◆ **Required task**
Identify the lines bearing the string "colors" and gather them.

◆ **Material for this exercise**
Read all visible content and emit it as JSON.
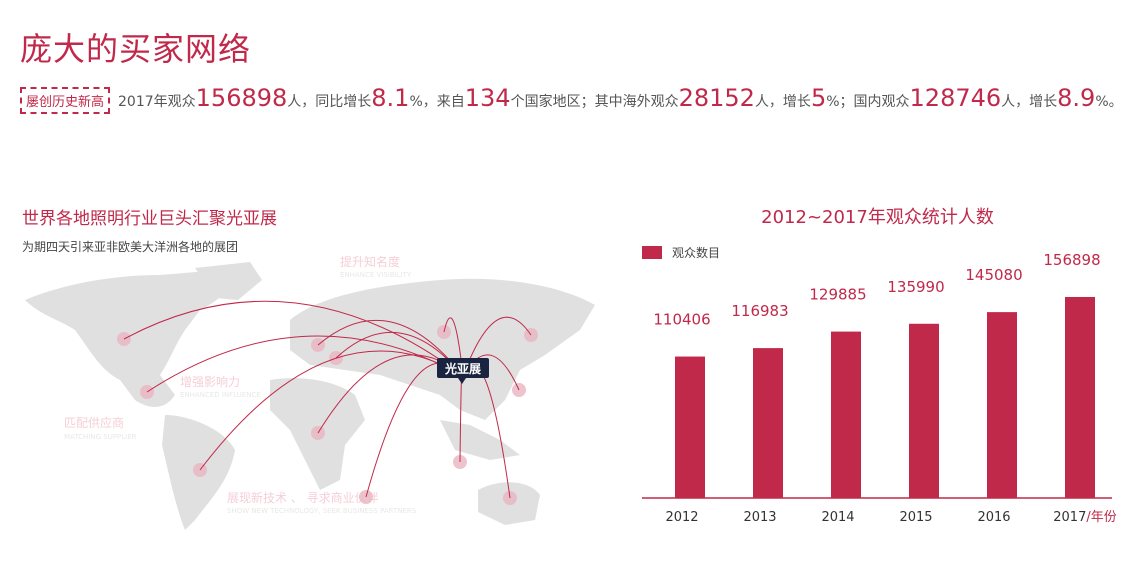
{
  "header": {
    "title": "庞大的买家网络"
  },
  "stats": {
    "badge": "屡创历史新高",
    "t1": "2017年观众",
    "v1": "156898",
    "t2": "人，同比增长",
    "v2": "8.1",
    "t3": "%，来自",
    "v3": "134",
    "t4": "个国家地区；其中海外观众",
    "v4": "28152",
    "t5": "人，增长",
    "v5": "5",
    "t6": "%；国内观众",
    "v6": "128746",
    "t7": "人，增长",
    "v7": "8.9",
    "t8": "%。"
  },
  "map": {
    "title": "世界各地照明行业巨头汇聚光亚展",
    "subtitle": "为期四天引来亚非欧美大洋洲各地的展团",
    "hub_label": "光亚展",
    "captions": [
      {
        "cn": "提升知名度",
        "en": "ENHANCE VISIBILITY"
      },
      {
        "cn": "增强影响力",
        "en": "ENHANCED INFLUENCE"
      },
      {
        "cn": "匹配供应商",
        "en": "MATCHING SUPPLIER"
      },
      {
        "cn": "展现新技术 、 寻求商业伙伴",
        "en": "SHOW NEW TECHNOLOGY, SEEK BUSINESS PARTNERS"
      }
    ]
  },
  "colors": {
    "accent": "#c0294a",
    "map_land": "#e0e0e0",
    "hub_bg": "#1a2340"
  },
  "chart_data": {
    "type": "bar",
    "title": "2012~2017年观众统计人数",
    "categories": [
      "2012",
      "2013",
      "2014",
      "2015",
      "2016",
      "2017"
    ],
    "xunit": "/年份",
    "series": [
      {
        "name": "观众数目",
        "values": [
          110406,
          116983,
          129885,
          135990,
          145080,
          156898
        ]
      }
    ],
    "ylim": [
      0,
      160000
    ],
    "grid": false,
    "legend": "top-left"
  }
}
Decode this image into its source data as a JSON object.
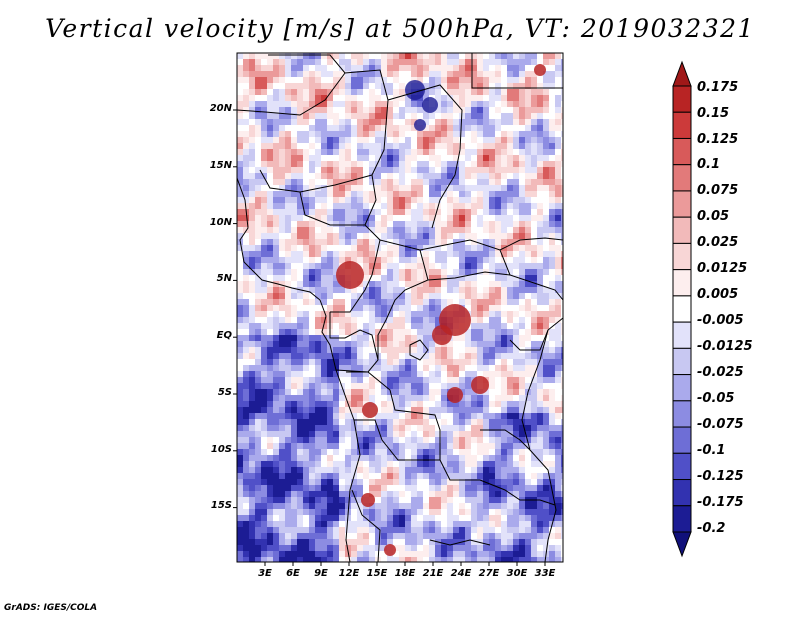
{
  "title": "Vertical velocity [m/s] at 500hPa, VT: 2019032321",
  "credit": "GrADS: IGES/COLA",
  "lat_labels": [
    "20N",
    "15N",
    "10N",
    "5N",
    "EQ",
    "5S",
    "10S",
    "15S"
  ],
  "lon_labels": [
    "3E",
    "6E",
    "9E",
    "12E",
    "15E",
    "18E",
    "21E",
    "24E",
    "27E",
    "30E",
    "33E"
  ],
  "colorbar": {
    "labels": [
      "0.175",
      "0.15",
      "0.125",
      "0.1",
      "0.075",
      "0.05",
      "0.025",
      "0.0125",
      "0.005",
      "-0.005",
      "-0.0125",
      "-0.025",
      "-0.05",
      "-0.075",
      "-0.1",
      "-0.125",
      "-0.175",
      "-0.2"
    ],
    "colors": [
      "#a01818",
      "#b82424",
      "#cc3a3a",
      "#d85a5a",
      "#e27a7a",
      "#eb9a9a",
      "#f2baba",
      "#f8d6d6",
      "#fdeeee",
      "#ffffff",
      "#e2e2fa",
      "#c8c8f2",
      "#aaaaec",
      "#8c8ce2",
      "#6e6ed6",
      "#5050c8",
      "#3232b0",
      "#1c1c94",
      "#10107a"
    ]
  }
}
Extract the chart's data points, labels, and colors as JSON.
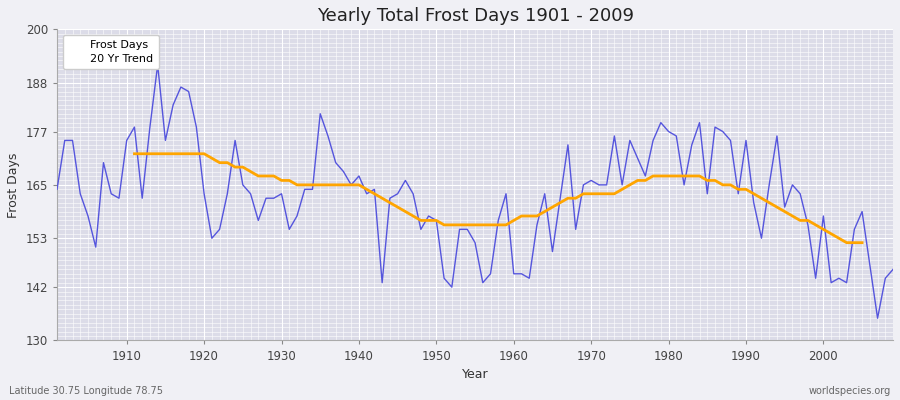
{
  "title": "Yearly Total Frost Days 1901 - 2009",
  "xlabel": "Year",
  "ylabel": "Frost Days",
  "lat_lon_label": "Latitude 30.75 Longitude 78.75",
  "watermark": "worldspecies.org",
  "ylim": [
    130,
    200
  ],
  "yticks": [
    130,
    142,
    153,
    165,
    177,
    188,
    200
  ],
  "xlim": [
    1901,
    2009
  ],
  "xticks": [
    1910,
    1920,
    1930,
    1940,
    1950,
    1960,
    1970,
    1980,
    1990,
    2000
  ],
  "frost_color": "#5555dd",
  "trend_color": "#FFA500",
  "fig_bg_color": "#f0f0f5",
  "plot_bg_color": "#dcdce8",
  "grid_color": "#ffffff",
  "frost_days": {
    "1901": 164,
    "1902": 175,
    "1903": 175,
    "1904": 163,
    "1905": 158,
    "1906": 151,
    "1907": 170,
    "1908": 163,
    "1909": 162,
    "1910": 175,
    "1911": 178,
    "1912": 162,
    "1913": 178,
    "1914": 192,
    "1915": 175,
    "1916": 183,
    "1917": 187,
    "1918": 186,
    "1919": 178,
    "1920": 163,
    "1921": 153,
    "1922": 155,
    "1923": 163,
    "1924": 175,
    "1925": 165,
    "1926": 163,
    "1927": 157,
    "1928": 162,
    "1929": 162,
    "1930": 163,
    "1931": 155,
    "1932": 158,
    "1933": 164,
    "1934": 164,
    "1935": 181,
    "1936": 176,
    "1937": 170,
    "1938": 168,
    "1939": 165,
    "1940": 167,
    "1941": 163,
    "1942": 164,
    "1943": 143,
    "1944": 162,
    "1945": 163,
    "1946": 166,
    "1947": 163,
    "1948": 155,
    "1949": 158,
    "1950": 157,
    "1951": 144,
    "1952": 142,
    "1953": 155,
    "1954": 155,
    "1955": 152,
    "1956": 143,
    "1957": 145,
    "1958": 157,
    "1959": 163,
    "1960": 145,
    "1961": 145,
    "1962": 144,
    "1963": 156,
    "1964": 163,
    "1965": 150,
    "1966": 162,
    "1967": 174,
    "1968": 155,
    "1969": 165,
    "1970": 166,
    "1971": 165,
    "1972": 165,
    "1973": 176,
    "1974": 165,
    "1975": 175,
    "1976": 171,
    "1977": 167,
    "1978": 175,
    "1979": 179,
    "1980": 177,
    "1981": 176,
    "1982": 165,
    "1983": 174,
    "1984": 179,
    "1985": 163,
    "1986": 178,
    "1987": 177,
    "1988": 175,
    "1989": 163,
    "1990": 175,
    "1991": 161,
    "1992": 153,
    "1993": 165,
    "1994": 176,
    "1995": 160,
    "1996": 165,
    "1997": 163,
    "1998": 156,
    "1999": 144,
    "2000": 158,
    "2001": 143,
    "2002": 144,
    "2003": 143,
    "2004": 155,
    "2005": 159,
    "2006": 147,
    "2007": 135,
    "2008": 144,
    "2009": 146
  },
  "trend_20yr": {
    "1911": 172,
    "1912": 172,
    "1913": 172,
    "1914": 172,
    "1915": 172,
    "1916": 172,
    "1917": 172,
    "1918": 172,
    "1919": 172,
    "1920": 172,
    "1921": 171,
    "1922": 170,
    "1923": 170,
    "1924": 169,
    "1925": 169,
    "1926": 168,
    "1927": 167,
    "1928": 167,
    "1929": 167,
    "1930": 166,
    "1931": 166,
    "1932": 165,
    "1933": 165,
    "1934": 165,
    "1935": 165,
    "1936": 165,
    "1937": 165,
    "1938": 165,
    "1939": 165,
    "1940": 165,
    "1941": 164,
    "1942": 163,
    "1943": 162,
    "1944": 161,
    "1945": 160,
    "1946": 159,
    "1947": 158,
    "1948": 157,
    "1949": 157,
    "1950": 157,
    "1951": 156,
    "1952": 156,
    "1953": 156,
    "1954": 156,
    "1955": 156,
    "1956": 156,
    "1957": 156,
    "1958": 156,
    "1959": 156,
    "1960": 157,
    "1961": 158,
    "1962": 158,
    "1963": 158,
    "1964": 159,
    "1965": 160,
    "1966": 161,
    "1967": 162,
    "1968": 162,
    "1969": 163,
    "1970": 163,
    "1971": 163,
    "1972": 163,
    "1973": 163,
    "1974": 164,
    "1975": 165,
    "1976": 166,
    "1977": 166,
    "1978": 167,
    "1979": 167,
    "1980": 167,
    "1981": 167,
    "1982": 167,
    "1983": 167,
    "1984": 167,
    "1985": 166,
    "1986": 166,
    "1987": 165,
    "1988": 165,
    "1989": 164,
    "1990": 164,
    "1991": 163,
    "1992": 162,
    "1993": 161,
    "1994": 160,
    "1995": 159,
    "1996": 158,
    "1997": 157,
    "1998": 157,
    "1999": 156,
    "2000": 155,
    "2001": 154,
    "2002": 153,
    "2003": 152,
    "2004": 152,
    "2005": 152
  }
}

◆ **Problem solution**
  "colors": {
    "colors": [
Extract the chart's data points, labels, and colors as JSON.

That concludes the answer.